- Exercise goal: Without the images, write out all of the following entries exactly.
══ Entries provided
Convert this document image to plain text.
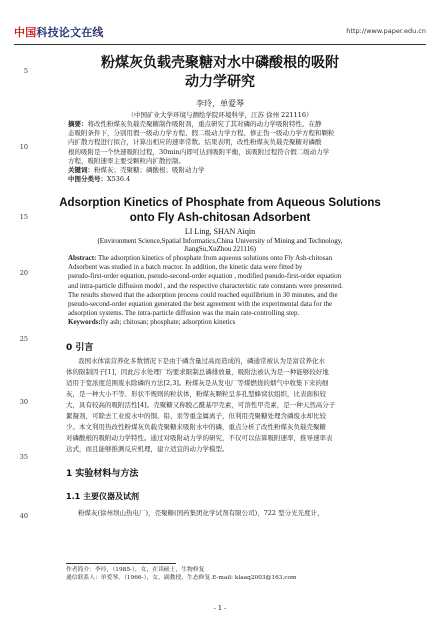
中国科技论文在线	http://www.paper.edu.cn
5
10
15
20
25
30
35
40
粉煤灰负载壳聚糖对水中磷酸根的吸附
动力学研究
李玲，单爱琴
（中国矿业大学环境与测绘学院环境科学，江苏 徐州 221116）
摘要：将改性粉煤灰负载壳聚糖制作吸附剂，重点研究了其对磷的动力学吸附特性。在静
态吸附条件下，分别用假一级动力学方程、假二级动力学方程、修正伪一级动力学方程和颗粒
内扩散方程进行拟合，计算出相应的速率常数。结果表明，改性粉煤灰负载壳聚糖对磷酸
根的吸附是一个快速吸附过程，30min内即可达到吸附平衡，该吸附过程符合假二级动力学
方程，吸附速率主要受颗粒内扩散控制。
关键词：粉煤灰；壳聚糖；磷酸根；吸附动力学
中图分类号：X536.4
Adsorption Kinetics of Phosphate from Aqueous Solutions
onto Fly Ash-chitosan Adsorbent
LI Ling, SHAN Aiqin
(Environment Science,Spatial Informatics,China University of Mining and Technology,
JiangSu,XuZhou 221116)
Abstract: The adsorption kinetics of phosphate from aqueous solutions onto Fly Ash-chitosan
Adsorbent was studied in a batch reactor. In addition, the kinetic data were fitted by
pseudo-first-order equation, pseudo-second-order equation , modified pseudo-first-order equation
and intra-particle diffusion model , and the respective characteristic rate constants were presented.
The results showed that the adsorption process could reached equilibrium in 30 minutes, and the
pseudo-second-order equation generated the best agreement with the experimental data for the
adsorption systems. The intra-particle diffusion was the main rate-controlling step.
Keywords:fly ash; chitosan; phosphate; adsorption kinetics
0 引言
我国水体富营养化多数情况下是由于磷含量过高而造成的，磷通常被认为是富营养化水
体的限制因子[1]，因此污水处理厂均要求限制总磷排放量，吸附法被认为是一种能够较好地
适用于宽浓度范围废水除磷的方法[2,3]。粉煤灰是从发电厂等煤燃烧的烟气中收集下来的细
灰，是一种大小不等、形状不规则的粒状体，粉煤灰颗粒呈多孔型蜂窝状组织，比表面积较
大，具有较高的吸附活性[4]。壳聚糖又称脱乙酰基甲壳素，可溶性甲壳素，是一种天然高分子
絮凝剂，可除去工业废水中的铜、铅、汞等重金属离子，但利用壳聚糖处理含磷废水却比较
少。本文利用热改性粉煤灰负载壳聚糖来吸附水中的磷，重点分析了改性粉煤灰负载壳聚糖
对磷酸根的吸附动力学特性。通过对吸附动力学的研究，不仅可以估算吸附速率，推导速率表
达式，而且能够推测反应机理，建立适宜的动力学模型。
1 实验材料与方法
1.1 主要仪器及试剂
粉煤灰(徐州坝山热电厂)，壳聚糖(国药集团化学试剂有限公司)，722 型分光光度计，
作者简介：李玲，（1985-），女，在读硕士，生物修复
通信联系人：单爱琴，（1966-），女，副教授，生态修复.E-mail: klaaq2003@163.com
- 1 -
════
- Completed exercise:
Convert this document image to plain text.
中国科技论文在线	http://www.paper.edu.cn
5
10
15
20
25
30
35
40
粉煤灰负载壳聚糖对水中磷酸根的吸附
动力学研究
李玲，单爱琴
（中国矿业大学环境与测绘学院环境科学，江苏 徐州 221116）
摘要：将改性粉煤灰负载壳聚糖制作吸附剂，重点研究了其对磷的动力学吸附特性。在静
态吸附条件下，分别用假一级动力学方程、假二级动力学方程、修正伪一级动力学方程和颗粒
内扩散方程进行拟合，计算出相应的速率常数。结果表明，改性粉煤灰负载壳聚糖对磷酸
根的吸附是一个快速吸附过程，30min内即可达到吸附平衡，该吸附过程符合假二级动力学
方程，吸附速率主要受颗粒内扩散控制。
关键词：粉煤灰；壳聚糖；磷酸根；吸附动力学
中图分类号：X536.4
Adsorption Kinetics of Phosphate from Aqueous Solutions
onto Fly Ash-chitosan Adsorbent
LI Ling, SHAN Aiqin
(Environment Science,Spatial Informatics,China University of Mining and Technology,
JiangSu,XuZhou 221116)
Abstract: The adsorption kinetics of phosphate from aqueous solutions onto Fly Ash-chitosan
Adsorbent was studied in a batch reactor. In addition, the kinetic data were fitted by
pseudo-first-order equation, pseudo-second-order equation , modified pseudo-first-order equation
and intra-particle diffusion model , and the respective characteristic rate constants were presented.
The results showed that the adsorption process could reached equilibrium in 30 minutes, and the
pseudo-second-order equation generated the best agreement with the experimental data for the
adsorption systems. The intra-particle diffusion was the main rate-controlling step.
Keywords:fly ash; chitosan; phosphate; adsorption kinetics
0 引言
我国水体富营养化多数情况下是由于磷含量过高而造成的，磷通常被认为是富营养化水
体的限制因子[1]，因此污水处理厂均要求限制总磷排放量，吸附法被认为是一种能够较好地
适用于宽浓度范围废水除磷的方法[2,3]。粉煤灰是从发电厂等煤燃烧的烟气中收集下来的细
灰，是一种大小不等、形状不规则的粒状体，粉煤灰颗粒呈多孔型蜂窝状组织，比表面积较
大，具有较高的吸附活性[4]。壳聚糖又称脱乙酰基甲壳素，可溶性甲壳素，是一种天然高分子
絮凝剂，可除去工业废水中的铜、铅、汞等重金属离子，但利用壳聚糖处理含磷废水却比较
少。本文利用热改性粉煤灰负载壳聚糖来吸附水中的磷，重点分析了改性粉煤灰负载壳聚糖
对磷酸根的吸附动力学特性。通过对吸附动力学的研究，不仅可以估算吸附速率，推导速率表
达式，而且能够推测反应机理，建立适宜的动力学模型。
1 实验材料与方法
1.1 主要仪器及试剂
粉煤灰(徐州坝山热电厂)，壳聚糖(国药集团化学试剂有限公司)，722 型分光光度计，
作者简介：李玲，（1985-），女，在读硕士，生物修复
通信联系人：单爱琴，（1966-），女，副教授，生态修复.E-mail: klaaq2003@163.com
- 1 -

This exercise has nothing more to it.